■ Requirements
Find how many lines in the data below mention "color". Give the number only.

─── Records supplied

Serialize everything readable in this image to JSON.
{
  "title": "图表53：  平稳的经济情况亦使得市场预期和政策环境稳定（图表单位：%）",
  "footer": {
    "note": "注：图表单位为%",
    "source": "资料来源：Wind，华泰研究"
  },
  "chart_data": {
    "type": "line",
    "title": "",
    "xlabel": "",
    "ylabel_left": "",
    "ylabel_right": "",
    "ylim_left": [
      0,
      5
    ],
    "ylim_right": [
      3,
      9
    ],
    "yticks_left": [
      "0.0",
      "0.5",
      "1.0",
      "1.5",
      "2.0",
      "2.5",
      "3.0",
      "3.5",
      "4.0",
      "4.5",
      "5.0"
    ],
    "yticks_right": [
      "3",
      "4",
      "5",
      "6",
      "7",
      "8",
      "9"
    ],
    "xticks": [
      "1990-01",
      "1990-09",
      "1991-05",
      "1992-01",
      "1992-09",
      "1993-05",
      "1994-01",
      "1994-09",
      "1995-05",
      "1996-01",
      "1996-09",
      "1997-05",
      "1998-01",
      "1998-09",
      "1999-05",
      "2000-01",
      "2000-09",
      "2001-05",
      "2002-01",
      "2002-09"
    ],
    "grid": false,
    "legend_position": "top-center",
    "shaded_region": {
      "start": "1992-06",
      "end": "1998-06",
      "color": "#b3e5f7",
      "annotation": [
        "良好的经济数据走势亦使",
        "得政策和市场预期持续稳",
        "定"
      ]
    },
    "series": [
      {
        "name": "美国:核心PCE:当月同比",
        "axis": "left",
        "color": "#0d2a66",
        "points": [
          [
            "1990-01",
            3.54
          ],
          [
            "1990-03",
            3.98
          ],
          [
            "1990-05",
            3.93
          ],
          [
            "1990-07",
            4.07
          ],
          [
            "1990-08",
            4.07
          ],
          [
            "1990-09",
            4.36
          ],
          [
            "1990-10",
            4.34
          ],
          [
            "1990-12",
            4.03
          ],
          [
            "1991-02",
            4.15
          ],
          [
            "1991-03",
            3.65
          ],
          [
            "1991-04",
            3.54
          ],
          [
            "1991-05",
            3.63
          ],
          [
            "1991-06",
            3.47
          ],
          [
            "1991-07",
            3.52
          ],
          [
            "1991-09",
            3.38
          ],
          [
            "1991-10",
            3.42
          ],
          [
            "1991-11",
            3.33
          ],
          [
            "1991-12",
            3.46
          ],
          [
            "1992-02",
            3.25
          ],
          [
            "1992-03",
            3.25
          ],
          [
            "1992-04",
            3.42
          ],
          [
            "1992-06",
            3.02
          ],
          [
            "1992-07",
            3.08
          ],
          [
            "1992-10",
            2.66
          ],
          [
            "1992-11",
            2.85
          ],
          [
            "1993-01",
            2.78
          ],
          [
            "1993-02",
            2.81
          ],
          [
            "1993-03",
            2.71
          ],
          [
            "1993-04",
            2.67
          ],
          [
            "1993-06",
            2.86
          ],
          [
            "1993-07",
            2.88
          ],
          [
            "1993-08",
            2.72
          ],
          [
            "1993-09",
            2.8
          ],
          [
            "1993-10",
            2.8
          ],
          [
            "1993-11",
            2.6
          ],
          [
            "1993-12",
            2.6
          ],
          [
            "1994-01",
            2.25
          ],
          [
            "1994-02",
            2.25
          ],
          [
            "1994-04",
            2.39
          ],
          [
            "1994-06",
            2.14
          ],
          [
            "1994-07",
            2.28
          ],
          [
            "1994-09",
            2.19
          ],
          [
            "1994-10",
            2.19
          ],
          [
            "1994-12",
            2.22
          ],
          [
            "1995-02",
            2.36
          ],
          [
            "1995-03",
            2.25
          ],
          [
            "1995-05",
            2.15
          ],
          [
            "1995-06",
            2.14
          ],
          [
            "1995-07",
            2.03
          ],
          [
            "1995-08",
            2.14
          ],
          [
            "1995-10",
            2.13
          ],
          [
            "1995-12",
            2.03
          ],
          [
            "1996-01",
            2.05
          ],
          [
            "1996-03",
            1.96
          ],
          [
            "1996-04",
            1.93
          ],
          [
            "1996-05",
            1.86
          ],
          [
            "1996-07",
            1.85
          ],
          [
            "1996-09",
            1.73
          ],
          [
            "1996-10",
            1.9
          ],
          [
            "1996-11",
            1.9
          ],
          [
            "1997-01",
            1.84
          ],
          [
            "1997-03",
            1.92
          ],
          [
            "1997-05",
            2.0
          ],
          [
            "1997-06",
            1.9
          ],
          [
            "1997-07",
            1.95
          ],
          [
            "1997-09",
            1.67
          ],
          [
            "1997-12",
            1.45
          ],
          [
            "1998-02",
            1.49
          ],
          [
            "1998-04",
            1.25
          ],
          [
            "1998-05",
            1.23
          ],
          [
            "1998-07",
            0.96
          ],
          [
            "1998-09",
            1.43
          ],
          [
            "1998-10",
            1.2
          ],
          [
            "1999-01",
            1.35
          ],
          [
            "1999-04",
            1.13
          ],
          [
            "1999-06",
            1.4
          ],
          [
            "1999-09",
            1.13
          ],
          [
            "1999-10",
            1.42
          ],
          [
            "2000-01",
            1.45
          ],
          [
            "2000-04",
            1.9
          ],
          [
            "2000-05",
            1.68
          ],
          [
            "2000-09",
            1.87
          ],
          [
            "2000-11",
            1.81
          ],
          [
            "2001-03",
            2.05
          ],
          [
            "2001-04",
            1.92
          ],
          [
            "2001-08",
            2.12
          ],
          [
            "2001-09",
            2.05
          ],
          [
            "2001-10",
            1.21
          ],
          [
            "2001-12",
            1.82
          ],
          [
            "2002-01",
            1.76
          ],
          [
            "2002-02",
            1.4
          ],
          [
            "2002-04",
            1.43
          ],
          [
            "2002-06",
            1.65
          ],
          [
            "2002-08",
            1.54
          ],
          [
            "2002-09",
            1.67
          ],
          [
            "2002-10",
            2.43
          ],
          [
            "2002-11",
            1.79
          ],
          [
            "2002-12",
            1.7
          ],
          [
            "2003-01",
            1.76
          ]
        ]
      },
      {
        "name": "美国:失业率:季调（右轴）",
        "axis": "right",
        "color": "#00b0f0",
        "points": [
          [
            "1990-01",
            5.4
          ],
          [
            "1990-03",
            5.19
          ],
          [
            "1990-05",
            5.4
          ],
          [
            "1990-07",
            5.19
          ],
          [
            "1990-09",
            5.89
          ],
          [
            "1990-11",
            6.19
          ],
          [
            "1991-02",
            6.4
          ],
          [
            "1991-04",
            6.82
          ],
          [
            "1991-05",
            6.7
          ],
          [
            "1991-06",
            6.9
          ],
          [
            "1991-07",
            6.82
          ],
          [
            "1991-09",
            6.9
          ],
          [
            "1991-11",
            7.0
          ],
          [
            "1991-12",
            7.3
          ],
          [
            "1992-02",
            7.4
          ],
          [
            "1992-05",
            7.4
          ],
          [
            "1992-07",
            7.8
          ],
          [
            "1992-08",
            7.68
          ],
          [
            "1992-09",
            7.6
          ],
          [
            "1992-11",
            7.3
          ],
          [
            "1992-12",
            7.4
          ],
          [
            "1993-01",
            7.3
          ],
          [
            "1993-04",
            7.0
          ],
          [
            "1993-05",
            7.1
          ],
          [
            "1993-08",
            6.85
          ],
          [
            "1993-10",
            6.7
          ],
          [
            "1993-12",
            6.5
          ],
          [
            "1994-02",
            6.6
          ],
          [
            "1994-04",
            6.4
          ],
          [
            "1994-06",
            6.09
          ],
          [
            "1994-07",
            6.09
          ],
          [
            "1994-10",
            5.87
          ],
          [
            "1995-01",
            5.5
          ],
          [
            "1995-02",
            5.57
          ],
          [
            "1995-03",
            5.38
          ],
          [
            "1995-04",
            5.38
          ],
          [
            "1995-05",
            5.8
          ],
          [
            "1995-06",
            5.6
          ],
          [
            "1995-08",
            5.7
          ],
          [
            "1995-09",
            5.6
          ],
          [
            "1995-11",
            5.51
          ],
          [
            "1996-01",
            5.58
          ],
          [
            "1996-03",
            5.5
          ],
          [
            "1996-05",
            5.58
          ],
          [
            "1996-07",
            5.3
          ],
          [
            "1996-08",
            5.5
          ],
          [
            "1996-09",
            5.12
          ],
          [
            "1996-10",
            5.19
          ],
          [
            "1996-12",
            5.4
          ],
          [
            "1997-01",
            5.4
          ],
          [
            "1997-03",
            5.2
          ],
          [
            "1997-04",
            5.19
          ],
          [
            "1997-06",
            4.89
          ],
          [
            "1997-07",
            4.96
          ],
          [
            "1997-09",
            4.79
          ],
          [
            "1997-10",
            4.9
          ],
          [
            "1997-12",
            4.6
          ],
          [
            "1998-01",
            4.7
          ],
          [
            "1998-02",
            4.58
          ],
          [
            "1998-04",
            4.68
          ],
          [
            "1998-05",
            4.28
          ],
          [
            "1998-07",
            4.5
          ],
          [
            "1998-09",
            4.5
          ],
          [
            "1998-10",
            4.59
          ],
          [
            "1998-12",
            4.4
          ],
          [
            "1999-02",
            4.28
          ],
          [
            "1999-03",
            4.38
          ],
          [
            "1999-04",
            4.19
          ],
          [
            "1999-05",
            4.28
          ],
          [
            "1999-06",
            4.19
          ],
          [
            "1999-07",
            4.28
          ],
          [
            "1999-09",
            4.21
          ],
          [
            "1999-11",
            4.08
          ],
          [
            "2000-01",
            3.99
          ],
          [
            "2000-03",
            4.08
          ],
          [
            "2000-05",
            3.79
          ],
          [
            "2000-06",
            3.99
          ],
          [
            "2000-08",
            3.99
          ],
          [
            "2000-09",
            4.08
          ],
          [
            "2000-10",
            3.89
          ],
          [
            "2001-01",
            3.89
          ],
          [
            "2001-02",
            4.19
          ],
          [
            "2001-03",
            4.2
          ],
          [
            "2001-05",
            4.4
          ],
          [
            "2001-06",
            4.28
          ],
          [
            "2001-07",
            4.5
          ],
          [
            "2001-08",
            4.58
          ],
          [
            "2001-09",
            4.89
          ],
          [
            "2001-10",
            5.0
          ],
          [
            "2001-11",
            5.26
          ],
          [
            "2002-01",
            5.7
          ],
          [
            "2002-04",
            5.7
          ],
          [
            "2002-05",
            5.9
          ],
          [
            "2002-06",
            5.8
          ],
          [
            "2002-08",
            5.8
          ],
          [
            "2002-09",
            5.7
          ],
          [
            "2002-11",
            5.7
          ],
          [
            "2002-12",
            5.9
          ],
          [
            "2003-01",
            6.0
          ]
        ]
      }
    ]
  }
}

──────

■ Complete answer
3